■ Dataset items

******************************

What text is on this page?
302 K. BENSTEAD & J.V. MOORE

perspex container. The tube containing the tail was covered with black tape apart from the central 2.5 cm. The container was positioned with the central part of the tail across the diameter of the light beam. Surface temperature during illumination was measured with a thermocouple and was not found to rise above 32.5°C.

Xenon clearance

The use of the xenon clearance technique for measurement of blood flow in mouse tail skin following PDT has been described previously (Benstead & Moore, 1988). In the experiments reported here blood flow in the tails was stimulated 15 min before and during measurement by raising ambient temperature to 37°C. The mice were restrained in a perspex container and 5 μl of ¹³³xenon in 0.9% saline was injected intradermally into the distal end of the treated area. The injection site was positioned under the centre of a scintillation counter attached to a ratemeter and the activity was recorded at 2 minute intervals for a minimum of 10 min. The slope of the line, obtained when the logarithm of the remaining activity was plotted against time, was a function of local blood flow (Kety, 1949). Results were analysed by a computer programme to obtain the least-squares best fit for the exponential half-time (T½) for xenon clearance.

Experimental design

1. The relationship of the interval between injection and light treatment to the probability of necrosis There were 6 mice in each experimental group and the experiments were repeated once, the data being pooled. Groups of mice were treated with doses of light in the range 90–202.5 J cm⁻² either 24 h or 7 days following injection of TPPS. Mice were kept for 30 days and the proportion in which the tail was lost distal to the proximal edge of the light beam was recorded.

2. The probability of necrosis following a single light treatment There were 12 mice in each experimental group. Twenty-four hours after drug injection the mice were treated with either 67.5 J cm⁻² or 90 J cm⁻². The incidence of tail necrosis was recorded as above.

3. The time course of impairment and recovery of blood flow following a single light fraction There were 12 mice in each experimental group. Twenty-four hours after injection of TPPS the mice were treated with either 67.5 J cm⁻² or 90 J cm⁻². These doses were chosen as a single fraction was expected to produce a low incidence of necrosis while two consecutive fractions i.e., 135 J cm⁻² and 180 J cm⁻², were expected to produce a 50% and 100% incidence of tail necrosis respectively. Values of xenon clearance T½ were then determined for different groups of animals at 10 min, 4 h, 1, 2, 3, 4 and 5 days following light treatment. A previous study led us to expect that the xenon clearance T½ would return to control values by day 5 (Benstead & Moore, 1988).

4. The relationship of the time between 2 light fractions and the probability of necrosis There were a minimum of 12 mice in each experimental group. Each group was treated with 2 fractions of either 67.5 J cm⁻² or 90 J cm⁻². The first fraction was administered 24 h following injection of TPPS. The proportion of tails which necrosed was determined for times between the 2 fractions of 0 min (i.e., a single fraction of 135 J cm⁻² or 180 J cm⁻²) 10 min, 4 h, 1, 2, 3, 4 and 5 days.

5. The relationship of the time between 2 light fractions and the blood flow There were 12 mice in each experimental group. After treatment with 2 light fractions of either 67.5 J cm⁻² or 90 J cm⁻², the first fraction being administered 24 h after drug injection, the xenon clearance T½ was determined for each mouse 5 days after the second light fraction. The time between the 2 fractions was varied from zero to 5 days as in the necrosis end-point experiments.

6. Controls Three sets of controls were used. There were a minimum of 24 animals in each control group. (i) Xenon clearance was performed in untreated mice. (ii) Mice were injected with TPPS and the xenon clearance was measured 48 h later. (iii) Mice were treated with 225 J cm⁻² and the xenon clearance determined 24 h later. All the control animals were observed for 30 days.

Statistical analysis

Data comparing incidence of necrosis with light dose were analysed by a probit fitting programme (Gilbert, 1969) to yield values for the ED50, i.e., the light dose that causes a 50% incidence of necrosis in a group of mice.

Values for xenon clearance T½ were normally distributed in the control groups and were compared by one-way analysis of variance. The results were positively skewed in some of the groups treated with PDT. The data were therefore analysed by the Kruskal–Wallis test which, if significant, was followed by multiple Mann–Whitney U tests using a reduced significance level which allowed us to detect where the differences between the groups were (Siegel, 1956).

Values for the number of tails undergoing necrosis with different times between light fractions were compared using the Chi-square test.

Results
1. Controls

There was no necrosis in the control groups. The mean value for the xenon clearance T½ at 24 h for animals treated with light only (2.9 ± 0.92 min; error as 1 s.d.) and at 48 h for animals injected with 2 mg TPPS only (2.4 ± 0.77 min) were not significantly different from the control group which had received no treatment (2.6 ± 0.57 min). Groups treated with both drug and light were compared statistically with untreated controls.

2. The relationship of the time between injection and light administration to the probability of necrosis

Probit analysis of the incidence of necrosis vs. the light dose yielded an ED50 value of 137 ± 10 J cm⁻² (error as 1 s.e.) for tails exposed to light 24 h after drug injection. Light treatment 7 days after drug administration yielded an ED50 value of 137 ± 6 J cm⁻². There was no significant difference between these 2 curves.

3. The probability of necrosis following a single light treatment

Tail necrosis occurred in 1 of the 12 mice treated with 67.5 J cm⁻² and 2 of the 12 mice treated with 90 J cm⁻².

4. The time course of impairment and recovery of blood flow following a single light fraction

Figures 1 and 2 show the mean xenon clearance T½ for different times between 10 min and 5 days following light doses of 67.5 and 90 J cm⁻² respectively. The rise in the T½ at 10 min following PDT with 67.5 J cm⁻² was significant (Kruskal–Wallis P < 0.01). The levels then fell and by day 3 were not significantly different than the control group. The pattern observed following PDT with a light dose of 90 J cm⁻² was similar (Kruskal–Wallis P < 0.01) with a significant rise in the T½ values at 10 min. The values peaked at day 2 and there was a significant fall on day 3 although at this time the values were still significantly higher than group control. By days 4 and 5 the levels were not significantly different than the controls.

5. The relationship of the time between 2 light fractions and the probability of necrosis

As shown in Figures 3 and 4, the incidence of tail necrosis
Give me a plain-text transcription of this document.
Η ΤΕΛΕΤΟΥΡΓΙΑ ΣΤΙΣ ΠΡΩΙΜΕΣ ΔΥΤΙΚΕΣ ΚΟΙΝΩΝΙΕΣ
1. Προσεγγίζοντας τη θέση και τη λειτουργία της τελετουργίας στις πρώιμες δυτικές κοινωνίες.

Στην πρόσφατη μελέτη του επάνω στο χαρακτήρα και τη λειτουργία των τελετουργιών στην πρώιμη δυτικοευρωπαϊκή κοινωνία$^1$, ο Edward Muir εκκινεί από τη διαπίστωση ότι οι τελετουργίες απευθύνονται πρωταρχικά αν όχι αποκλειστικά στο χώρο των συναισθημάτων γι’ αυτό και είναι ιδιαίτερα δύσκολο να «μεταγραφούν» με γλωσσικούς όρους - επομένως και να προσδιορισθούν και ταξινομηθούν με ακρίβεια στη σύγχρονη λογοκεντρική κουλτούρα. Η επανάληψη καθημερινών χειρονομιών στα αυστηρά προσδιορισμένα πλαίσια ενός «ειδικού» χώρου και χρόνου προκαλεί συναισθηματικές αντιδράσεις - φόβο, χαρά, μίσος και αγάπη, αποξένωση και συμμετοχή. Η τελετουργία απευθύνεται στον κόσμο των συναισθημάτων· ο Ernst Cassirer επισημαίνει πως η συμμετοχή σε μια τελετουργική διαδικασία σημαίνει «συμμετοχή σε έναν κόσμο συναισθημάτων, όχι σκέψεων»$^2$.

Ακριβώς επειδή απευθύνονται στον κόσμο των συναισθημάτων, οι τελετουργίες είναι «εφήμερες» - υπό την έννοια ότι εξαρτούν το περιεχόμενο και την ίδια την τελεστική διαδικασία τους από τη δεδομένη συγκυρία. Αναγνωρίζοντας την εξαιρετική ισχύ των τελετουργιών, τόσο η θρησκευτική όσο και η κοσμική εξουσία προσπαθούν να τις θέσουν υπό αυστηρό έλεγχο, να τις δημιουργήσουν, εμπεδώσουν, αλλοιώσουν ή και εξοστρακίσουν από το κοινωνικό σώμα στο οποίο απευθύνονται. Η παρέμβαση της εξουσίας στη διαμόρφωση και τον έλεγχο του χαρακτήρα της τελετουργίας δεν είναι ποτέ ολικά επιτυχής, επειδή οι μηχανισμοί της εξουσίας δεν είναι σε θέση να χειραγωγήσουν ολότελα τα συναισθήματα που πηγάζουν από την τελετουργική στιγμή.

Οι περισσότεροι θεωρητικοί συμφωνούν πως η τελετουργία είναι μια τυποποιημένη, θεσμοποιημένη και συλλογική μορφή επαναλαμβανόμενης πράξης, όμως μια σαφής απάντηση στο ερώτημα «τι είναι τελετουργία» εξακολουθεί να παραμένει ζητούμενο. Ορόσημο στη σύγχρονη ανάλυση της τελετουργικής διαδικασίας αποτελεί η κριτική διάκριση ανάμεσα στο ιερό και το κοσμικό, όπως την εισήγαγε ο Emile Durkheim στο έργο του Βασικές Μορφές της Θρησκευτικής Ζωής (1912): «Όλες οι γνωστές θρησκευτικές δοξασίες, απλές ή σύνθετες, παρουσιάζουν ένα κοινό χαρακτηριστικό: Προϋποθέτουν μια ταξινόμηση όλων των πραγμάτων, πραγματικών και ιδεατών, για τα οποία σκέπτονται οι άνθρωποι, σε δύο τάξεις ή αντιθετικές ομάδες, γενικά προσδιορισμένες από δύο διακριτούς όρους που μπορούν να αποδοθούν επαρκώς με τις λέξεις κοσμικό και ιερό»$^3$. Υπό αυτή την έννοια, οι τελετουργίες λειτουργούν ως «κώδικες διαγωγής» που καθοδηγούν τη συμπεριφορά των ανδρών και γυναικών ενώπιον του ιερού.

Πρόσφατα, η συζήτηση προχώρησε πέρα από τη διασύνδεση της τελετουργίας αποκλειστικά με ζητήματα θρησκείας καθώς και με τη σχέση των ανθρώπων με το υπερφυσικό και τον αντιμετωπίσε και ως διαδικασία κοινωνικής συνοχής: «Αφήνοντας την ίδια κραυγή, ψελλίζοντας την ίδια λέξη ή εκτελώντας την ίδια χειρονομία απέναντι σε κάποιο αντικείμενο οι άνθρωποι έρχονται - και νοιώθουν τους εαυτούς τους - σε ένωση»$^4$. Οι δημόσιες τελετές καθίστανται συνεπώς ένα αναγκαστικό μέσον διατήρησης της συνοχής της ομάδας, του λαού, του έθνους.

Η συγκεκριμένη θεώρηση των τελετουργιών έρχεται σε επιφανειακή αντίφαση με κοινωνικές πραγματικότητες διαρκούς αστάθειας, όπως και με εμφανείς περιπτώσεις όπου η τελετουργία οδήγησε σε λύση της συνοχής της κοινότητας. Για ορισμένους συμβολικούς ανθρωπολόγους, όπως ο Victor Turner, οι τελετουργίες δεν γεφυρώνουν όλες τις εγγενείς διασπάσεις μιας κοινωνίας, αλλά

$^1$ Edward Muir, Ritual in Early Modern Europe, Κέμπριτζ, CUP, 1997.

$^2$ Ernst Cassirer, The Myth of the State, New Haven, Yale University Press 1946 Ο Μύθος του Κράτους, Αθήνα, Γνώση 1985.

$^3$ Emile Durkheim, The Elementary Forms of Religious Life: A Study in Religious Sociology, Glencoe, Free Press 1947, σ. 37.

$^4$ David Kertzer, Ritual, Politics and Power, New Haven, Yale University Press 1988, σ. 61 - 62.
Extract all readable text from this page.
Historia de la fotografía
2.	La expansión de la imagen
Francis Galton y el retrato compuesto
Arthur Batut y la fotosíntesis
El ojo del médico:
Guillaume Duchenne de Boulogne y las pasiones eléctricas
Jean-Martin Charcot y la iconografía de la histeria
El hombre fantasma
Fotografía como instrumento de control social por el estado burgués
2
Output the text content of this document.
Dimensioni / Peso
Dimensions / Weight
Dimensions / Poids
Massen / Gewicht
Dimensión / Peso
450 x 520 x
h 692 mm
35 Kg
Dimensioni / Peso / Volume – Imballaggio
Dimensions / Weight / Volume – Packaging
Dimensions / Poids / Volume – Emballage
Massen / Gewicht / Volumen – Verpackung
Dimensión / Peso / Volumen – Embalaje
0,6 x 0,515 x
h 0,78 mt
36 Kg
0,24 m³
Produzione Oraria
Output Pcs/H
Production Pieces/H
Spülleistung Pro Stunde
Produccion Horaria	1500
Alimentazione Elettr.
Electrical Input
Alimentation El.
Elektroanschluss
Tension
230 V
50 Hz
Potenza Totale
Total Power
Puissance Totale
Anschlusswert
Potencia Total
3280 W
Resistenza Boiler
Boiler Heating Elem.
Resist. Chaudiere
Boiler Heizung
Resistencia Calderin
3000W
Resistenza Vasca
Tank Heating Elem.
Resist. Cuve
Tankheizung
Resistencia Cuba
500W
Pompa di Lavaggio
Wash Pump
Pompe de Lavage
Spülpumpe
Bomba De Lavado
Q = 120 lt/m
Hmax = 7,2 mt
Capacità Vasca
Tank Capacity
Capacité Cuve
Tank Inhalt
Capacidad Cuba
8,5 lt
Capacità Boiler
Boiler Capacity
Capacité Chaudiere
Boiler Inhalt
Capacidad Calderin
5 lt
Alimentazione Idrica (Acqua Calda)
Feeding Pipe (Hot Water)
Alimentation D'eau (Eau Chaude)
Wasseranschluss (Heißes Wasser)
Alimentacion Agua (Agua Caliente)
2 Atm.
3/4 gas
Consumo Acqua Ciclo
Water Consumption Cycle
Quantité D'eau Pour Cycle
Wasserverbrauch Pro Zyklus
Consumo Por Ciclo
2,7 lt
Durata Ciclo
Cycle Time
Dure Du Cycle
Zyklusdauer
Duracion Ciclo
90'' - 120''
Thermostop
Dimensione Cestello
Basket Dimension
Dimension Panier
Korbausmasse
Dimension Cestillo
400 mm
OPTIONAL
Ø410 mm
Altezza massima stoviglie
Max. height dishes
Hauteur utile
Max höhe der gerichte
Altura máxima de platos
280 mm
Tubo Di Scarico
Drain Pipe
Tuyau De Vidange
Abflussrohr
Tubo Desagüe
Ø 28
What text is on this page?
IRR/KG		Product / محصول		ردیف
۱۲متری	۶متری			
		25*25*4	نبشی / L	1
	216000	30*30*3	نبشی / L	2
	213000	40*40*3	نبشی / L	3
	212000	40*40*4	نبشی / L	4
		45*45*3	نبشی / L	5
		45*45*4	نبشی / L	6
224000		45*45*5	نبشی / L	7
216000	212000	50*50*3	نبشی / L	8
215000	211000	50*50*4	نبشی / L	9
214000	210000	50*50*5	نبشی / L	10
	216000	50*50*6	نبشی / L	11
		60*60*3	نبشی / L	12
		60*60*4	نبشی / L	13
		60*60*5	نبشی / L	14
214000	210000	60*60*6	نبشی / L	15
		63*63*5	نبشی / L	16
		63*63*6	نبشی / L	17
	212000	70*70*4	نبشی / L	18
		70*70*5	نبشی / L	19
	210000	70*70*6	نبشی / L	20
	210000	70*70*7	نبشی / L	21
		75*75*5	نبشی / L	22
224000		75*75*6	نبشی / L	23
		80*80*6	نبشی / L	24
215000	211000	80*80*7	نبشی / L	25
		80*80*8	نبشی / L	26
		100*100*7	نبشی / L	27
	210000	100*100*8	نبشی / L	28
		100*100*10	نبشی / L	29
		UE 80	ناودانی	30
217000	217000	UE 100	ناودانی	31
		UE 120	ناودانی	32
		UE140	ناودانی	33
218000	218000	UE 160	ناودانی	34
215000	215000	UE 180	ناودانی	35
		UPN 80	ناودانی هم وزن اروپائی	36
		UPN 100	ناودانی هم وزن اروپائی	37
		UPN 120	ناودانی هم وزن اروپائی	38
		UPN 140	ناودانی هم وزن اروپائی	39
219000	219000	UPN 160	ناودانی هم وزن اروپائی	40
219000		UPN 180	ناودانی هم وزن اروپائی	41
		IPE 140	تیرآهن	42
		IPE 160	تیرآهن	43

******************************

■ WRITTEN INSTRUCTION
Copy out each line of the records that holds the string "University".

■ TASK SOLUTION
$^2$ Ernst Cassirer, The Myth of the State, New Haven, Yale University Press 1946 Ο Μύθος του Κράτους, Αθήνα, Γνώση 1985.
$^4$ David Kertzer, Ritual, Politics and Power, New Haven, Yale University Press 1988, σ. 61 - 62.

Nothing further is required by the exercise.